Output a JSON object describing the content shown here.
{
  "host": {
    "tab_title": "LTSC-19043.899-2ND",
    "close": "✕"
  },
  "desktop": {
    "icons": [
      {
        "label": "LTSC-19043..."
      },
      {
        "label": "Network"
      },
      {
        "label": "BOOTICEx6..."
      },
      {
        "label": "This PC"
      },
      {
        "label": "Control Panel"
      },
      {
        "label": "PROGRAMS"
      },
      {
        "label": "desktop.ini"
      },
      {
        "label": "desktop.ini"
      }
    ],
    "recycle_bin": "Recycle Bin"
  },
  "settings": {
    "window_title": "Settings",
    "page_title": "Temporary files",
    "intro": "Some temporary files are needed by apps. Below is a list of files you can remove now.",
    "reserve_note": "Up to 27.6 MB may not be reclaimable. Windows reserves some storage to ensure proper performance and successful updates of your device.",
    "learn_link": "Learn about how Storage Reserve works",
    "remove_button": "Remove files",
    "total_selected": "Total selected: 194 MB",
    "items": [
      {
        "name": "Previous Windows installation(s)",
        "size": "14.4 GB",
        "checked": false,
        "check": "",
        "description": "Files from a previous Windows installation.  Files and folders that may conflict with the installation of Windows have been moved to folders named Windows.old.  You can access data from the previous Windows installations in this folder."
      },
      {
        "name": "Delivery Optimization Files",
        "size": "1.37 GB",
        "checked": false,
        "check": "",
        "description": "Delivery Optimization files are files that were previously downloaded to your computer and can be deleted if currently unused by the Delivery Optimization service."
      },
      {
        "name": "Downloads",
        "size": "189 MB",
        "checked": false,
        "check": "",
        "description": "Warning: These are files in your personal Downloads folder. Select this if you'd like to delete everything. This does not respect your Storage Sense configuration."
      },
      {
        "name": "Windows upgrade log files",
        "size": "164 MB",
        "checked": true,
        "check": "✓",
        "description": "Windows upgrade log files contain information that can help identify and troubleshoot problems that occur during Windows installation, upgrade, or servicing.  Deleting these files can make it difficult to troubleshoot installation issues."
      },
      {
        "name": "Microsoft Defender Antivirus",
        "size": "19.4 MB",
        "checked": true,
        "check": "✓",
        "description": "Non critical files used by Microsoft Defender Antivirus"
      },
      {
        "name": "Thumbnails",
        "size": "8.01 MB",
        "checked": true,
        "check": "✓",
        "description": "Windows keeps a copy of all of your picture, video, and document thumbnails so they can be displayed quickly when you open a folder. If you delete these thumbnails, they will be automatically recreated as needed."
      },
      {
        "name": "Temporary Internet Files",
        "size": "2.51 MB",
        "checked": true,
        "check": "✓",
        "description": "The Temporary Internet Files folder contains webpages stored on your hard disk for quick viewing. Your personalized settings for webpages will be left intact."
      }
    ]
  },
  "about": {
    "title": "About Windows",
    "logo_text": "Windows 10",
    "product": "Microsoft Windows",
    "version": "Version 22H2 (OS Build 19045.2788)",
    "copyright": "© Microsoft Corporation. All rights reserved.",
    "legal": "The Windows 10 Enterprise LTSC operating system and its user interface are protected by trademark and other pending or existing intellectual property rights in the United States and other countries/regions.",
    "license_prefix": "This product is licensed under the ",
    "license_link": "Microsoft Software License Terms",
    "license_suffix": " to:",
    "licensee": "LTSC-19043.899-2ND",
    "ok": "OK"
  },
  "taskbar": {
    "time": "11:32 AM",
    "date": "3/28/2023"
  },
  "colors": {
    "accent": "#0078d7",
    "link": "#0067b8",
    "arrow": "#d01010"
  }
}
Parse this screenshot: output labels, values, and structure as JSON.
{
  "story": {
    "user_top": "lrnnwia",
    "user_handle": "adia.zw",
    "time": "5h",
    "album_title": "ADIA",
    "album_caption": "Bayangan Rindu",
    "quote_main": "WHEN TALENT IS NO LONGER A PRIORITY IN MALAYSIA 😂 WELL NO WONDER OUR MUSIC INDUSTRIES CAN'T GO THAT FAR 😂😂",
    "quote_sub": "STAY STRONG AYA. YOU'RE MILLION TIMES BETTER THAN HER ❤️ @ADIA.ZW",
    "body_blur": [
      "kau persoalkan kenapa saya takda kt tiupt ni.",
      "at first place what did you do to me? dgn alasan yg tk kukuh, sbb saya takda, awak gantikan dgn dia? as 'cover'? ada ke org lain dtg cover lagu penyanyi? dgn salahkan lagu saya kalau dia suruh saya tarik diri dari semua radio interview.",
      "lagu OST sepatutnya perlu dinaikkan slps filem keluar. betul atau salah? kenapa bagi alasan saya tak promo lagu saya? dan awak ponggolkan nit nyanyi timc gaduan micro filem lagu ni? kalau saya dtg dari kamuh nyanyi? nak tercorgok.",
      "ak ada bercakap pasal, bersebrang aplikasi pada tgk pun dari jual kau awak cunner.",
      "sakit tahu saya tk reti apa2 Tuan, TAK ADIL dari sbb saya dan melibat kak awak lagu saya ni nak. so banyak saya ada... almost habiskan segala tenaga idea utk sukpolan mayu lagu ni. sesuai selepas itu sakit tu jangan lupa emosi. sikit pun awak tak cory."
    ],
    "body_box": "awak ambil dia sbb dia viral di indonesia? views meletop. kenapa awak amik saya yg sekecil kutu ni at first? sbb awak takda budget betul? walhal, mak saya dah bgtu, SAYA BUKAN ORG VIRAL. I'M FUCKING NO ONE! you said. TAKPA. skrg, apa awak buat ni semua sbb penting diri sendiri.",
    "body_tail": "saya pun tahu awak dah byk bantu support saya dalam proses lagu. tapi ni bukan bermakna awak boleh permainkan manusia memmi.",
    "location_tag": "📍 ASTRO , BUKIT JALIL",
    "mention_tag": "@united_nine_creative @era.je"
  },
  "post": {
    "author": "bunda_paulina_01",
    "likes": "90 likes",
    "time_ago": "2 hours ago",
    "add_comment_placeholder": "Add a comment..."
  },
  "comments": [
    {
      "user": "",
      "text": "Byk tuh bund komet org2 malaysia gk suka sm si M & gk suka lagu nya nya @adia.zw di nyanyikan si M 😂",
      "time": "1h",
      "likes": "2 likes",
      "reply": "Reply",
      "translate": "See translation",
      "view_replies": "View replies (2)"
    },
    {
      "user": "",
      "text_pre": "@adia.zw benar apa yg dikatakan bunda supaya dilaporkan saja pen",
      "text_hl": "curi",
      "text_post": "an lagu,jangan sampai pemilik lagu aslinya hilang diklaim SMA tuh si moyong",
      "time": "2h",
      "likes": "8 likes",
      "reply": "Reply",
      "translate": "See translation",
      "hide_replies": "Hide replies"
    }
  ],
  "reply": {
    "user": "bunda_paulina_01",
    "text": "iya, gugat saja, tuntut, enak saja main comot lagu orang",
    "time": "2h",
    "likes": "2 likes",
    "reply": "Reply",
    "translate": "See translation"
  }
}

> _Work required_
Output each line of the entries exactly, so that nothing is lost.

> _Answer area_
Output a JSON object describing the content shown here.
{
  "host": {
    "tab_title": "LTSC-19043.899-2ND",
    "close": "✕"
  },
  "desktop": {
    "icons": [
      {
        "label": "LTSC-19043..."
      },
      {
        "label": "Network"
      },
      {
        "label": "BOOTICEx6..."
      },
      {
        "label": "This PC"
      },
      {
        "label": "Control Panel"
      },
      {
        "label": "PROGRAMS"
      },
      {
        "label": "desktop.ini"
      },
      {
        "label": "desktop.ini"
      }
    ],
    "recycle_bin": "Recycle Bin"
  },
  "settings": {
    "window_title": "Settings",
    "page_title": "Temporary files",
    "intro": "Some temporary files are needed by apps. Below is a list of files you can remove now.",
    "reserve_note": "Up to 27.6 MB may not be reclaimable. Windows reserves some storage to ensure proper performance and successful updates of your device.",
    "learn_link": "Learn about how Storage Reserve works",
    "remove_button": "Remove files",
    "total_selected": "Total selected: 194 MB",
    "items": [
      {
        "name": "Previous Windows installation(s)",
        "size": "14.4 GB",
        "checked": false,
        "check": "",
        "description": "Files from a previous Windows installation.  Files and folders that may conflict with the installation of Windows have been moved to folders named Windows.old.  You can access data from the previous Windows installations in this folder."
      },
      {
        "name": "Delivery Optimization Files",
        "size": "1.37 GB",
        "checked": false,
        "check": "",
        "description": "Delivery Optimization files are files that were previously downloaded to your computer and can be deleted if currently unused by the Delivery Optimization service."
      },
      {
        "name": "Downloads",
        "size": "189 MB",
        "checked": false,
        "check": "",
        "description": "Warning: These are files in your personal Downloads folder. Select this if you'd like to delete everything. This does not respect your Storage Sense configuration."
      },
      {
        "name": "Windows upgrade log files",
        "size": "164 MB",
        "checked": true,
        "check": "✓",
        "description": "Windows upgrade log files contain information that can help identify and troubleshoot problems that occur during Windows installation, upgrade, or servicing.  Deleting these files can make it difficult to troubleshoot installation issues."
      },
      {
        "name": "Microsoft Defender Antivirus",
        "size": "19.4 MB",
        "checked": true,
        "check": "✓",
        "description": "Non critical files used by Microsoft Defender Antivirus"
      },
      {
        "name": "Thumbnails",
        "size": "8.01 MB",
        "checked": true,
        "check": "✓",
        "description": "Windows keeps a copy of all of your picture, video, and document thumbnails so they can be displayed quickly when you open a folder. If you delete these thumbnails, they will be automatically recreated as needed."
      },
      {
        "name": "Temporary Internet Files",
        "size": "2.51 MB",
        "checked": true,
        "check": "✓",
        "description": "The Temporary Internet Files folder contains webpages stored on your hard disk for quick viewing. Your personalized settings for webpages will be left intact."
      }
    ]
  },
  "about": {
    "title": "About Windows",
    "logo_text": "Windows 10",
    "product": "Microsoft Windows",
    "version": "Version 22H2 (OS Build 19045.2788)",
    "copyright": "© Microsoft Corporation. All rights reserved.",
    "legal": "The Windows 10 Enterprise LTSC operating system and its user interface are protected by trademark and other pending or existing intellectual property rights in the United States and other countries/regions.",
    "license_prefix": "This product is licensed under the ",
    "license_link": "Microsoft Software License Terms",
    "license_suffix": " to:",
    "licensee": "LTSC-19043.899-2ND",
    "ok": "OK"
  },
  "taskbar": {
    "time": "11:32 AM",
    "date": "3/28/2023"
  },
  "colors": {
    "accent": "#0078d7",
    "link": "#0067b8",
    "arrow": "#d01010"
  }
}
Parse this screenshot: output labels, values, and structure as JSON.
{
  "story": {
    "user_top": "lrnnwia",
    "user_handle": "adia.zw",
    "time": "5h",
    "album_title": "ADIA",
    "album_caption": "Bayangan Rindu",
    "quote_main": "WHEN TALENT IS NO LONGER A PRIORITY IN MALAYSIA 😂 WELL NO WONDER OUR MUSIC INDUSTRIES CAN'T GO THAT FAR 😂😂",
    "quote_sub": "STAY STRONG AYA. YOU'RE MILLION TIMES BETTER THAN HER ❤️ @ADIA.ZW",
    "body_blur": [
      "kau persoalkan kenapa saya takda kt tiupt ni.",
      "at first place what did you do to me? dgn alasan yg tk kukuh, sbb saya takda, awak gantikan dgn dia? as 'cover'? ada ke org lain dtg cover lagu penyanyi? dgn salahkan lagu saya kalau dia suruh saya tarik diri dari semua radio interview.",
      "lagu OST sepatutnya perlu dinaikkan slps filem keluar. betul atau salah? kenapa bagi alasan saya tak promo lagu saya? dan awak ponggolkan nit nyanyi timc gaduan micro filem lagu ni? kalau saya dtg dari kamuh nyanyi? nak tercorgok.",
      "ak ada bercakap pasal, bersebrang aplikasi pada tgk pun dari jual kau awak cunner.",
      "sakit tahu saya tk reti apa2 Tuan, TAK ADIL dari sbb saya dan melibat kak awak lagu saya ni nak. so banyak saya ada... almost habiskan segala tenaga idea utk sukpolan mayu lagu ni. sesuai selepas itu sakit tu jangan lupa emosi. sikit pun awak tak cory."
    ],
    "body_box": "awak ambil dia sbb dia viral di indonesia? views meletop. kenapa awak amik saya yg sekecil kutu ni at first? sbb awak takda budget betul? walhal, mak saya dah bgtu, SAYA BUKAN ORG VIRAL. I'M FUCKING NO ONE! you said. TAKPA. skrg, apa awak buat ni semua sbb penting diri sendiri.",
    "body_tail": "saya pun tahu awak dah byk bantu support saya dalam proses lagu. tapi ni bukan bermakna awak boleh permainkan manusia memmi.",
    "location_tag": "📍 ASTRO , BUKIT JALIL",
    "mention_tag": "@united_nine_creative @era.je"
  },
  "post": {
    "author": "bunda_paulina_01",
    "likes": "90 likes",
    "time_ago": "2 hours ago",
    "add_comment_placeholder": "Add a comment..."
  },
  "comments": [
    {
      "user": "",
      "text": "Byk tuh bund komet org2 malaysia gk suka sm si M & gk suka lagu nya nya @adia.zw di nyanyikan si M 😂",
      "time": "1h",
      "likes": "2 likes",
      "reply": "Reply",
      "translate": "See translation",
      "view_replies": "View replies (2)"
    },
    {
      "user": "",
      "text_pre": "@adia.zw benar apa yg dikatakan bunda supaya dilaporkan saja pen",
      "text_hl": "curi",
      "text_post": "an lagu,jangan sampai pemilik lagu aslinya hilang diklaim SMA tuh si moyong",
      "time": "2h",
      "likes": "8 likes",
      "reply": "Reply",
      "translate": "See translation",
      "hide_replies": "Hide replies"
    }
  ],
  "reply": {
    "user": "bunda_paulina_01",
    "text": "iya, gugat saja, tuntut, enak saja main comot lagu orang",
    "time": "2h",
    "likes": "2 likes",
    "reply": "Reply",
    "translate": "See translation"
  }
}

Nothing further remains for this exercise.